## Provided records

--

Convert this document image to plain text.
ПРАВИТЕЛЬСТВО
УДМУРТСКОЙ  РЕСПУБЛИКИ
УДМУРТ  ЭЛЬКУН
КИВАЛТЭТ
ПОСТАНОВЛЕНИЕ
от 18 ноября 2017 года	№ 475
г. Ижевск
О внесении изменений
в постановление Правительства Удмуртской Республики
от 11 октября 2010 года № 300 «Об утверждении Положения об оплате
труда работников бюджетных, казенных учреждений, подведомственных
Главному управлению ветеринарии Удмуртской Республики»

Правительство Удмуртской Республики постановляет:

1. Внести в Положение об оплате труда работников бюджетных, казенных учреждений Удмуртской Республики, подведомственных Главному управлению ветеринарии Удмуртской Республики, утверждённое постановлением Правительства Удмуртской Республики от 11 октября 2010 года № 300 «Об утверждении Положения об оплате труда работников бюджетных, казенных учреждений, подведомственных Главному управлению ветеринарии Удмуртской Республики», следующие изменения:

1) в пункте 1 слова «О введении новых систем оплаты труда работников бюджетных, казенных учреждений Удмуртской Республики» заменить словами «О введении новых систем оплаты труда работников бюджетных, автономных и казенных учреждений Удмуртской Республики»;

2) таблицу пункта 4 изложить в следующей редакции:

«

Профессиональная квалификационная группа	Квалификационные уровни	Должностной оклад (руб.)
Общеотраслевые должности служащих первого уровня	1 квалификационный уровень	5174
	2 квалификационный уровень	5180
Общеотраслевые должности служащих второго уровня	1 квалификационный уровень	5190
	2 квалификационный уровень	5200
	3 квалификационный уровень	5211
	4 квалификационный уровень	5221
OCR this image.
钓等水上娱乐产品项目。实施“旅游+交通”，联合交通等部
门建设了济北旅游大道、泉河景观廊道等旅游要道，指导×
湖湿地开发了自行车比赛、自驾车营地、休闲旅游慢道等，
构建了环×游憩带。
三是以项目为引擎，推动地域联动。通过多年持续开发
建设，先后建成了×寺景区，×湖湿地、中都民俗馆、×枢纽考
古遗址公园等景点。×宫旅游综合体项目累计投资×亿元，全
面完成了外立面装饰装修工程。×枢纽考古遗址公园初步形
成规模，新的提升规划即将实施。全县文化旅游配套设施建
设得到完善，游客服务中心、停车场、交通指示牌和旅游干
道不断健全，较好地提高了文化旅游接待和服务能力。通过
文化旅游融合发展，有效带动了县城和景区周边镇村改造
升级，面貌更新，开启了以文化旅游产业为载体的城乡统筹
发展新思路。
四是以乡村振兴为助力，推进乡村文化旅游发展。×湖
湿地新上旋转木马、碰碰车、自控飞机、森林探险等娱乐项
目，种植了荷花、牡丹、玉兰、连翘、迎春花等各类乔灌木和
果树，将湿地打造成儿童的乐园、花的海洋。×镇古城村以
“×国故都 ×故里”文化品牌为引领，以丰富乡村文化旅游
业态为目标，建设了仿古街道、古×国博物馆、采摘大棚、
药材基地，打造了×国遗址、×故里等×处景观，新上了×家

--

Send back all of the entries exactly, with nothing missing.

## Answer to this problem
Convert this document image to plain text.
ПРАВИТЕЛЬСТВО
УДМУРТСКОЙ  РЕСПУБЛИКИ
УДМУРТ  ЭЛЬКУН
КИВАЛТЭТ
ПОСТАНОВЛЕНИЕ
от 18 ноября 2017 года	№ 475
г. Ижевск
О внесении изменений
в постановление Правительства Удмуртской Республики
от 11 октября 2010 года № 300 «Об утверждении Положения об оплате
труда работников бюджетных, казенных учреждений, подведомственных
Главному управлению ветеринарии Удмуртской Республики»

Правительство Удмуртской Республики постановляет:

1. Внести в Положение об оплате труда работников бюджетных, казенных учреждений Удмуртской Республики, подведомственных Главному управлению ветеринарии Удмуртской Республики, утверждённое постановлением Правительства Удмуртской Республики от 11 октября 2010 года № 300 «Об утверждении Положения об оплате труда работников бюджетных, казенных учреждений, подведомственных Главному управлению ветеринарии Удмуртской Республики», следующие изменения:

1) в пункте 1 слова «О введении новых систем оплаты труда работников бюджетных, казенных учреждений Удмуртской Республики» заменить словами «О введении новых систем оплаты труда работников бюджетных, автономных и казенных учреждений Удмуртской Республики»;

2) таблицу пункта 4 изложить в следующей редакции:

«

Профессиональная квалификационная группа	Квалификационные уровни	Должностной оклад (руб.)
Общеотраслевые должности служащих первого уровня	1 квалификационный уровень	5174
	2 квалификационный уровень	5180
Общеотраслевые должности служащих второго уровня	1 квалификационный уровень	5190
	2 квалификационный уровень	5200
	3 квалификационный уровень	5211
	4 квалификационный уровень	5221
OCR this image.
钓等水上娱乐产品项目。实施“旅游+交通”，联合交通等部
门建设了济北旅游大道、泉河景观廊道等旅游要道，指导×
湖湿地开发了自行车比赛、自驾车营地、休闲旅游慢道等，
构建了环×游憩带。
三是以项目为引擎，推动地域联动。通过多年持续开发
建设，先后建成了×寺景区，×湖湿地、中都民俗馆、×枢纽考
古遗址公园等景点。×宫旅游综合体项目累计投资×亿元，全
面完成了外立面装饰装修工程。×枢纽考古遗址公园初步形
成规模，新的提升规划即将实施。全县文化旅游配套设施建
设得到完善，游客服务中心、停车场、交通指示牌和旅游干
道不断健全，较好地提高了文化旅游接待和服务能力。通过
文化旅游融合发展，有效带动了县城和景区周边镇村改造
升级，面貌更新，开启了以文化旅游产业为载体的城乡统筹
发展新思路。
四是以乡村振兴为助力，推进乡村文化旅游发展。×湖
湿地新上旋转木马、碰碰车、自控飞机、森林探险等娱乐项
目，种植了荷花、牡丹、玉兰、连翘、迎春花等各类乔灌木和
果树，将湿地打造成儿童的乐园、花的海洋。×镇古城村以
“×国故都 ×故里”文化品牌为引领，以丰富乡村文化旅游
业态为目标，建设了仿古街道、古×国博物馆、采摘大棚、
药材基地，打造了×国遗址、×故里等×处景观，新上了×家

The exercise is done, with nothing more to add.